#### Written instruction
Select lines where the word "unknown" appears.

#### Provided material
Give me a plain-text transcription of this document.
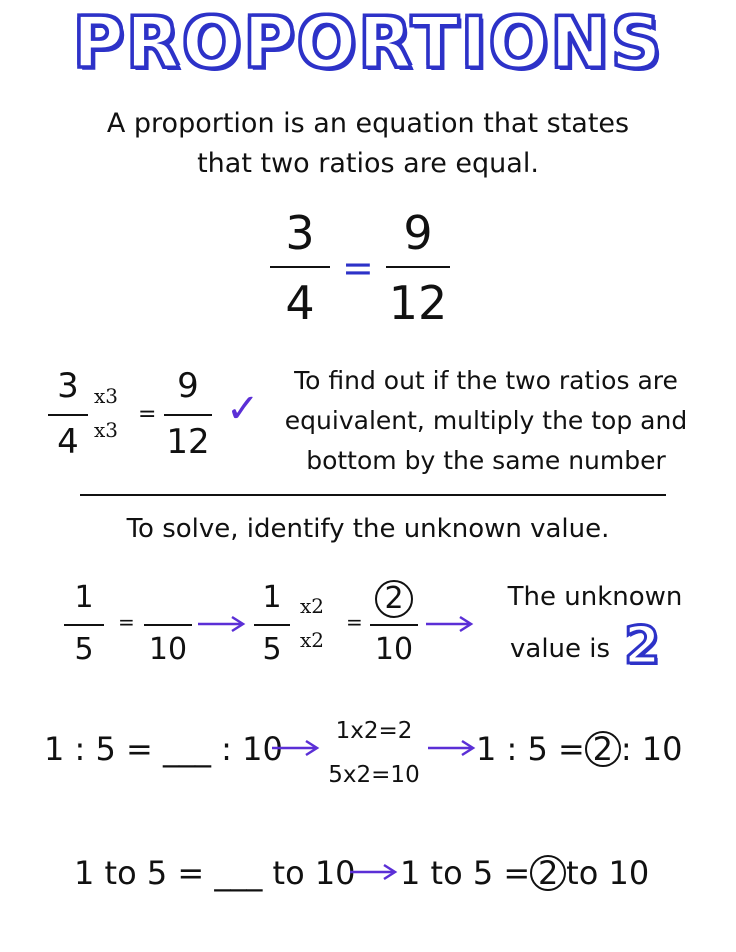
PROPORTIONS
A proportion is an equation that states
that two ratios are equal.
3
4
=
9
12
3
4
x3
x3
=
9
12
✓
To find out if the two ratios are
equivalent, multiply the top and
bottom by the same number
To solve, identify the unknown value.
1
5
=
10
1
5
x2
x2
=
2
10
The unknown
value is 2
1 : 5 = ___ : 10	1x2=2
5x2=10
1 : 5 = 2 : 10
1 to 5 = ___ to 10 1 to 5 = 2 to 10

#### Solved exercise
To solve, identify the unknown value.
The unknown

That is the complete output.